Passage to read:
++++

Back in the 1970s, you either paid for a movie ticket to see a movie, or waited 3-5 years for it to show up on TV at an indeterminate time, with commercials interspersed, and with unknown editing.
Today, if you don't pay for a ticket, you can catch it on pay per view in a couple months, or rent it on Blu-ray/DVD/streaming, or watch it on a pay movie channel, or stream it from a service you already pay for like Netflix, or wait a couple years for it to show up on TV, or pirate it.
In the face all that new competition, the logical thing to do is to lower movie ticket prices to make the theater experience more attractive. Instead, studios and theaters have done the opposite and raised ticket prices. I don't mind seeing the occasional bad movie on Netflix or Amazon Prime, or HBO because I'm already paying for those services. The only thing I lose is 90-120 minutes of my time (and that's only if I choose not to stop watching before the movie finishes). With a theater ticket I lose my money as well as my time. So I don't think it's at all surprising that people are holding theater movies to a higher standard than in the past. The studios need adapt to how technology has changed in the last 50 years - lower ticket prices, or improve the ratio of good to bad movies.
While most people say they hate spoilers, there's a number of studies out there that show when you measure it, people actually enjoy movies MORE when they know in advance what is going to happen.

++++

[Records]
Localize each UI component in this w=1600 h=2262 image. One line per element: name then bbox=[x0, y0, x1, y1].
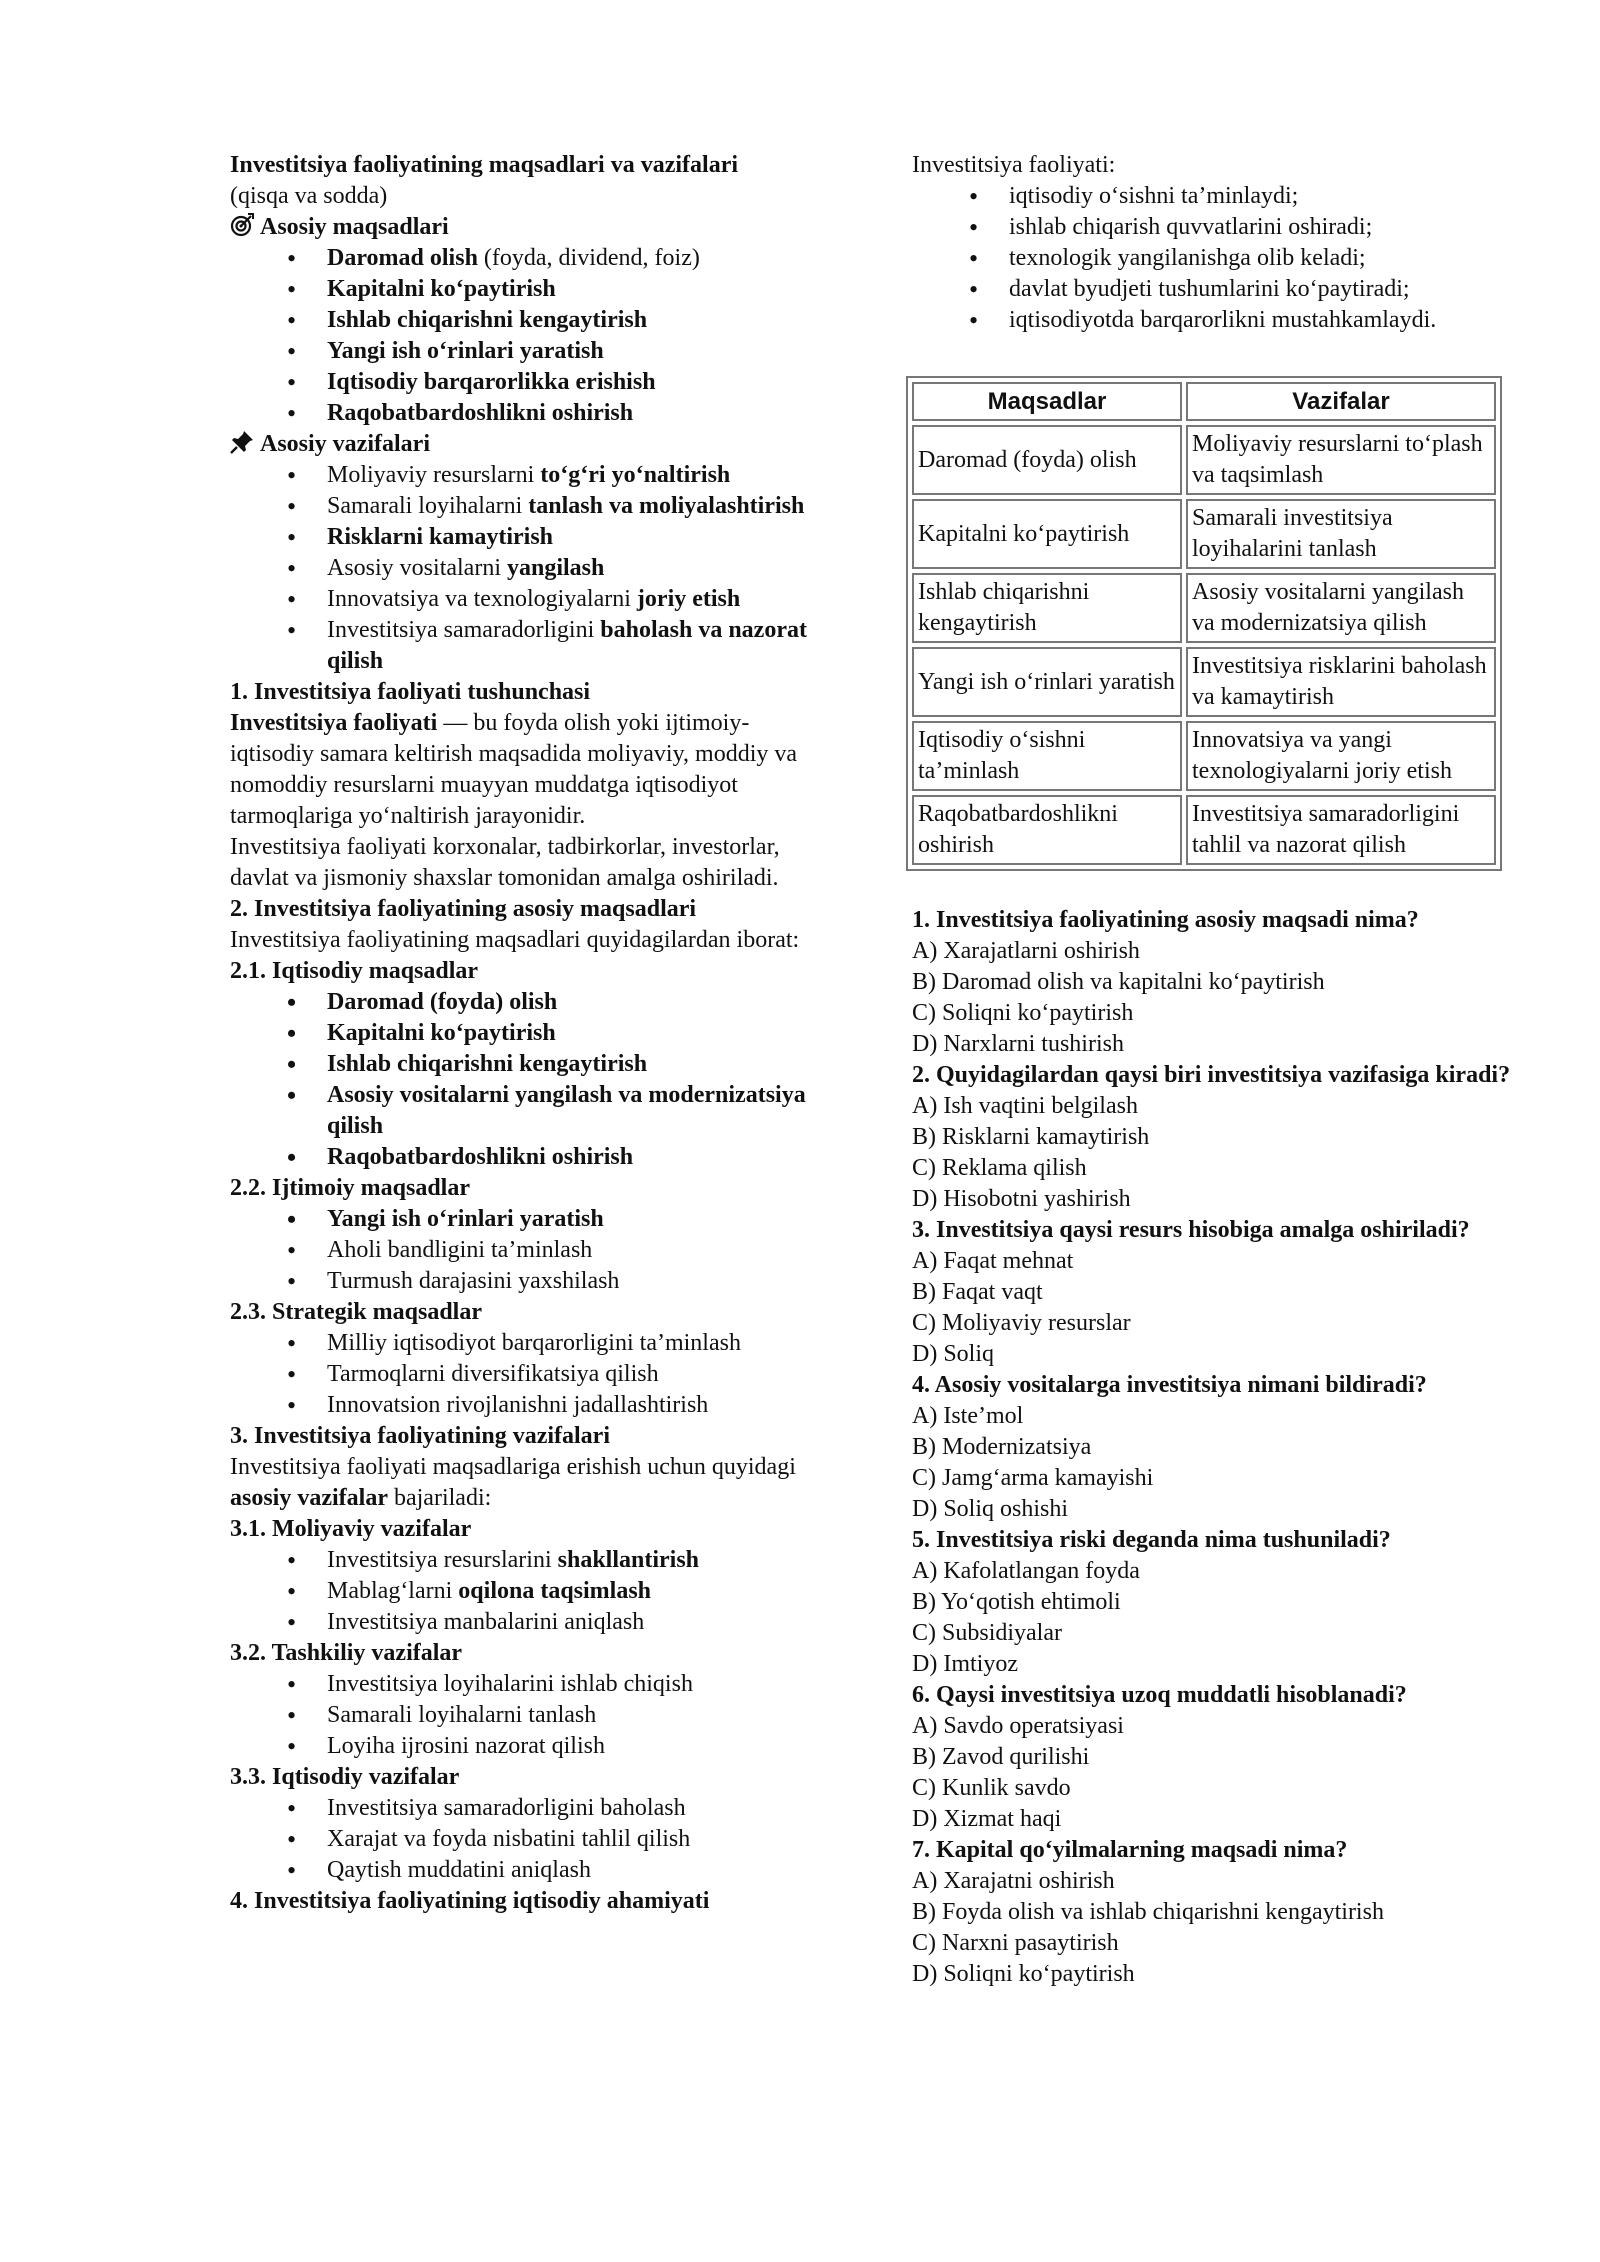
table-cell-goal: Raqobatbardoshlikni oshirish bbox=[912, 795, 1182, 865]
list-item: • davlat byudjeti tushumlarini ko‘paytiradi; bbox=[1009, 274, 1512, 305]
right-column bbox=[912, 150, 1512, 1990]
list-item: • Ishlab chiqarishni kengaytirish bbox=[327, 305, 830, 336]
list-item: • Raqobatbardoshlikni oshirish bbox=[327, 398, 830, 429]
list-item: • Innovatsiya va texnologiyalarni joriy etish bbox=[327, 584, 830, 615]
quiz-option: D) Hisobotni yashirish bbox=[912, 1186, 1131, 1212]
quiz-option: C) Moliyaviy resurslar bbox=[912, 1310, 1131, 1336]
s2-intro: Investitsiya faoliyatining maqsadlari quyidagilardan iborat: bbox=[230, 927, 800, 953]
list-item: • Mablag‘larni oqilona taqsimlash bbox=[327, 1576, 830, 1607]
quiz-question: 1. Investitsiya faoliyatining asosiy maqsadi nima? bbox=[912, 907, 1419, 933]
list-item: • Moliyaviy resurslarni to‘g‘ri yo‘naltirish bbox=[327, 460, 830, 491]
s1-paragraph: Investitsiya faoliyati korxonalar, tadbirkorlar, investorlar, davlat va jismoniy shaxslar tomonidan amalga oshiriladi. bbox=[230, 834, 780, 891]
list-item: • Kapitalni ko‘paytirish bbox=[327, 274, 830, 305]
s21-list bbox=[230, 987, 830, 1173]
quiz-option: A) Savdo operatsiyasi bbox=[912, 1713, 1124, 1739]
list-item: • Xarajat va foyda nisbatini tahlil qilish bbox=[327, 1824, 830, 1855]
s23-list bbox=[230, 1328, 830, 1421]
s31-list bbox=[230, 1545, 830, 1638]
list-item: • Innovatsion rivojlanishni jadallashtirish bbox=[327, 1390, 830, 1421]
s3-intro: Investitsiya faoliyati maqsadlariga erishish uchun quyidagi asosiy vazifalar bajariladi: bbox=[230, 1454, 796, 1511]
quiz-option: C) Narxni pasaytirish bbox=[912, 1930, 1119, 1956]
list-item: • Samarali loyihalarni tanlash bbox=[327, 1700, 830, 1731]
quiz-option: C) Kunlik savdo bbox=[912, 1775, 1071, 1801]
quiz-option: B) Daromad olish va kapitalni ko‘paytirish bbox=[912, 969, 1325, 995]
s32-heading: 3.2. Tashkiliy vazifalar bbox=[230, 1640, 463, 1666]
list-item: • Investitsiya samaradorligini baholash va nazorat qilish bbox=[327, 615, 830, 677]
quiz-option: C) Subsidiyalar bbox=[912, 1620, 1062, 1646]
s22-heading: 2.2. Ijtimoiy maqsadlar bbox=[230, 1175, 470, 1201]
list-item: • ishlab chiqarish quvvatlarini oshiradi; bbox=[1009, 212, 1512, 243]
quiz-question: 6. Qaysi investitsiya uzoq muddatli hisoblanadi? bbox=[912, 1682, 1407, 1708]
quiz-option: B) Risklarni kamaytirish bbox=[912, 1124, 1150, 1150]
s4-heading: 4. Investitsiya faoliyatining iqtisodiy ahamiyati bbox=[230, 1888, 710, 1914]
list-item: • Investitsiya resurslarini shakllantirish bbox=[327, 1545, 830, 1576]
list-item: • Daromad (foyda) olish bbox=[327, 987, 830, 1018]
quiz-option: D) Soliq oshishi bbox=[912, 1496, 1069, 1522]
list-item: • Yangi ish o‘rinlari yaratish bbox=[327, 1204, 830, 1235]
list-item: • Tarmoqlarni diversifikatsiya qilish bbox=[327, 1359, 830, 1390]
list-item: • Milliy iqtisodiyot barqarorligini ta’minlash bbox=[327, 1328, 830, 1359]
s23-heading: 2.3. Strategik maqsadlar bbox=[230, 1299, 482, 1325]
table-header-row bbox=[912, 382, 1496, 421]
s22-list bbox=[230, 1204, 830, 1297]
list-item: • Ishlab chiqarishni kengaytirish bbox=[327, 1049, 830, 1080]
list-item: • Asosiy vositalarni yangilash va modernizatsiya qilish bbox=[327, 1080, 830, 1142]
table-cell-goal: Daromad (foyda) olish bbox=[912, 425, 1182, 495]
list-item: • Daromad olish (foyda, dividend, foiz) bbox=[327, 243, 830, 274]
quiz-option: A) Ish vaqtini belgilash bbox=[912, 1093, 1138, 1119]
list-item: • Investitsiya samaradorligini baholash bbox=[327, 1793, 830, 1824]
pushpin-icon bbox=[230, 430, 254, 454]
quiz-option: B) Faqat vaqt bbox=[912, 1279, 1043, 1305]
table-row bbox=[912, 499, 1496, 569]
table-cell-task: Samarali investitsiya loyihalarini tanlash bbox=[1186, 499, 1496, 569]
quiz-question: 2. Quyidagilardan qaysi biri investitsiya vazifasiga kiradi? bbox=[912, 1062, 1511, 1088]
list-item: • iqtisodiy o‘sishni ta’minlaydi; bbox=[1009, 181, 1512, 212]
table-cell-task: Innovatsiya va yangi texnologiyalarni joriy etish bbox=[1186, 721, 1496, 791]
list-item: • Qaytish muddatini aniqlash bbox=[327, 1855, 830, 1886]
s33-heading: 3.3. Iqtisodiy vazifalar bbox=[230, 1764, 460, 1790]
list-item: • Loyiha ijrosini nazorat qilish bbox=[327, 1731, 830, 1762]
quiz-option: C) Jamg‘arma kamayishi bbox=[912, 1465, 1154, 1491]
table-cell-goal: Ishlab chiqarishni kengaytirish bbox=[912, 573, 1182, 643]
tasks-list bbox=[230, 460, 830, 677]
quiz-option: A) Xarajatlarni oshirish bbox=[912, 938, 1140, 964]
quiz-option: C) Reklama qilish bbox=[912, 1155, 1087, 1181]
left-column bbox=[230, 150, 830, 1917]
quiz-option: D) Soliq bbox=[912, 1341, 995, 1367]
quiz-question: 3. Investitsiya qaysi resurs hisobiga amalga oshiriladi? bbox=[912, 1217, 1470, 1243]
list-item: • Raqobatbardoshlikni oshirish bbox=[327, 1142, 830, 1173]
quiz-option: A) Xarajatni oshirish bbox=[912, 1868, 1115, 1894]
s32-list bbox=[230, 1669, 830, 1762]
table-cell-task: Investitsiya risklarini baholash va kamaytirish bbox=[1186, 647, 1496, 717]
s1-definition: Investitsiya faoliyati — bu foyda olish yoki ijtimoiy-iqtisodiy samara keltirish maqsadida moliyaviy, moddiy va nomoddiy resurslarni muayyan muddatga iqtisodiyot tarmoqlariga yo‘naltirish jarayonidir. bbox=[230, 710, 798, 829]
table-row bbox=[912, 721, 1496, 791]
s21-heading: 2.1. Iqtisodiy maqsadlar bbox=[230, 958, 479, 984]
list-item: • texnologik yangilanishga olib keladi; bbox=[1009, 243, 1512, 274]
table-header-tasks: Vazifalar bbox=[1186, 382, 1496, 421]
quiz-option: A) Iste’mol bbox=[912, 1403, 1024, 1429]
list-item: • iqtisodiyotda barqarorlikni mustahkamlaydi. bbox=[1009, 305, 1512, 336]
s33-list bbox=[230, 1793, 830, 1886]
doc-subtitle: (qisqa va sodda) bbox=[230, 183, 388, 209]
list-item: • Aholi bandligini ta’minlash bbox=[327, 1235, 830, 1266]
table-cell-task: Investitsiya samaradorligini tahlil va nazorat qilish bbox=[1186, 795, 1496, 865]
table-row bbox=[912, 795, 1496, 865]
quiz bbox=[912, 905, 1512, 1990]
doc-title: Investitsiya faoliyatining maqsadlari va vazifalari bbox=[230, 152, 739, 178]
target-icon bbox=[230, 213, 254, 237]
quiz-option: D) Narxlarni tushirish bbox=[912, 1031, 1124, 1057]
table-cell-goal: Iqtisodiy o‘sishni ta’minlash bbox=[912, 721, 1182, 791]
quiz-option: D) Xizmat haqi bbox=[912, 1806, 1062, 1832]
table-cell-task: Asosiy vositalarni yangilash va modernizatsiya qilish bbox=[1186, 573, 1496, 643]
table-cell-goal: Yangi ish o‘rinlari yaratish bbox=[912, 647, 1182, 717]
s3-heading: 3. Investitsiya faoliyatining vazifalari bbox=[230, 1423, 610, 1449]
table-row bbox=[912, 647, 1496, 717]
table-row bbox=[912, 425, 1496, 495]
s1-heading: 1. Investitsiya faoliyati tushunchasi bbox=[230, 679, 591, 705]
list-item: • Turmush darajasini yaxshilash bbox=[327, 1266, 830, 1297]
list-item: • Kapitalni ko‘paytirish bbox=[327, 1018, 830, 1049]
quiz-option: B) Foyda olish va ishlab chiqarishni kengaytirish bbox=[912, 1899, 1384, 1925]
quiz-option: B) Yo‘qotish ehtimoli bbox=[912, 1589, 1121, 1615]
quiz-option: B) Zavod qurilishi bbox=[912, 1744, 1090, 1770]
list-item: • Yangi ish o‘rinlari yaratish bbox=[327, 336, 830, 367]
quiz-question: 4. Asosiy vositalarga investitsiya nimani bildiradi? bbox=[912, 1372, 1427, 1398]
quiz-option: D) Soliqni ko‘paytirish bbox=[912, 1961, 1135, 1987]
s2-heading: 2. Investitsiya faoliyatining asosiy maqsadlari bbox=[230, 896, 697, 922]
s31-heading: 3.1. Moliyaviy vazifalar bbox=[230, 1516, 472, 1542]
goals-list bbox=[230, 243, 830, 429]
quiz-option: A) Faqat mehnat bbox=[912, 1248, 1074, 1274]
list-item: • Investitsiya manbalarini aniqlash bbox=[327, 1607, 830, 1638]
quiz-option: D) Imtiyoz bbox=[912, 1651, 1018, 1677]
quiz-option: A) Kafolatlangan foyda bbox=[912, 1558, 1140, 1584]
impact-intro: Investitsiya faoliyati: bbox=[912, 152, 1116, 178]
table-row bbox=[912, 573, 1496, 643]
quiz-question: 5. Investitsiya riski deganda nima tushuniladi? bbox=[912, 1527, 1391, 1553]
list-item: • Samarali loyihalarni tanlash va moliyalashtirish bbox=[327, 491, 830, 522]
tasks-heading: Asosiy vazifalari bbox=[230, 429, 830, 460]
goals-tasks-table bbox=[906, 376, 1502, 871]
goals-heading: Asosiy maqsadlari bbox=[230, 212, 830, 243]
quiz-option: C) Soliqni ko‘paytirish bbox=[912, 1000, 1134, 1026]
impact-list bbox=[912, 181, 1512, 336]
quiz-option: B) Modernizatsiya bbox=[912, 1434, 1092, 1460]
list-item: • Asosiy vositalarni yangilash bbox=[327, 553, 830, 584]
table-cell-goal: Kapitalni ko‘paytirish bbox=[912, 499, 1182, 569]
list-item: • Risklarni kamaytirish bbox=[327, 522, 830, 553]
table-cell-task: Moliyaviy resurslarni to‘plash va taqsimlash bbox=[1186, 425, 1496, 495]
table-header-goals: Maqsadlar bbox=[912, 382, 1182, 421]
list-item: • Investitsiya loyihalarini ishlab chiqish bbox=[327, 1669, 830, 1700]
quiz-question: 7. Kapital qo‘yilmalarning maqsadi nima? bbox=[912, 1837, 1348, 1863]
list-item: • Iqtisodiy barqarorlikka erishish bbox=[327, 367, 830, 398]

++++

Written tasks:
[1] Transcribe the entries from the line with "table-cell-goal: Raqobatbardoshlikni oshirish" up to and including the line with "list-item: • Mablag‘larni".
[2] Continue the passage on movie ticket prices and spoilers from where it stops.

Expected responses:
[1]
table-cell-goal: Raqobatbardoshlikni oshirish bbox=[912, 795, 1182, 865]
list-item: • davlat byudjeti tushumlarini ko‘paytiradi; bbox=[1009, 274, 1512, 305]
right-column bbox=[912, 150, 1512, 1990]
list-item: • Ishlab chiqarishni kengaytirish bbox=[327, 305, 830, 336]
list-item: • Raqobatbardoshlikni oshirish bbox=[327, 398, 830, 429]
list-item: • Innovatsiya va texnologiyalarni joriy etish bbox=[327, 584, 830, 615]
quiz-option: D) Hisobotni yashirish bbox=[912, 1186, 1131, 1212]
quiz-option: C) Moliyaviy resurslar bbox=[912, 1310, 1131, 1336]
s2-intro: Investitsiya faoliyatining maqsadlari quyidagilardan iborat: bbox=[230, 927, 800, 953]
list-item: • Mablag‘larni oqilona taqsimlash bbox=[327, 1576, 830, 1607]

[2]
This is because people actually don't like being surprised, but confuse their desire for novelty with a desire for surprise. This makes sense from an evolutionary standpoint: surprise means having a lion unexpectedly jump out of a bush onto you. It's not something creatures would evolve to active seek out.
They tend to give away too much...
That's not a problem of the trailer it's a problem of Hollywood's inability to take risks with a plot. It's been over 10 years since I've seen a film which had an ending which I could not see coming well beforehand (and because of that it's one of my favourite films despite not being a "blockbuster"). The trailer is no different than the first few minutes of the film.
Once the characters have been established the plot follows with annoying predictability. Occasionally there may be the odd twist but even these now seemed picked from a predetermined list (character dies, bad guy turns out to be good, good guy turns out to be bad etc.). Not only don't they really affect the ending but they often feel the need to flag the twist in such an obvious fashion you can often see it coming a mile away too! So it's not a trailer that spoils a film, films are so predictable that they self-spoil.
The trailer showed Neo stopping bullets with his mind. In the trailer. That was supposed to be the shock and awe moment that tied it all together.
I think that's your re-imagination of the script, it's already pre-spoiled in the movie itself too.
Neo: What are you trying to tell me? That I can dodge bullets? Morpheus: No, Neo. I'm trying to tell you that when you're ready, you won't have to.
There was never really any question that he'd transcend and defeat Agent Smith in the Matrix somehow, the thriller was the counter-offensive in the real world to find the Nebuchadnezzar and destroy it because with their minds trapped in the Matrix they couldn't just run or use their EMP. Don't get me wrong I thought it was cool, it just wasn't a major spoiler that he'd eventually stop bullets. And I never saw the trailer before the movie.
Live today, because you never know what tomorrow brings
At least there is a plan in the works to make a film that will be between Prometheus and Covenant to fill that gap.
Who knows if we'll ever see that film, though.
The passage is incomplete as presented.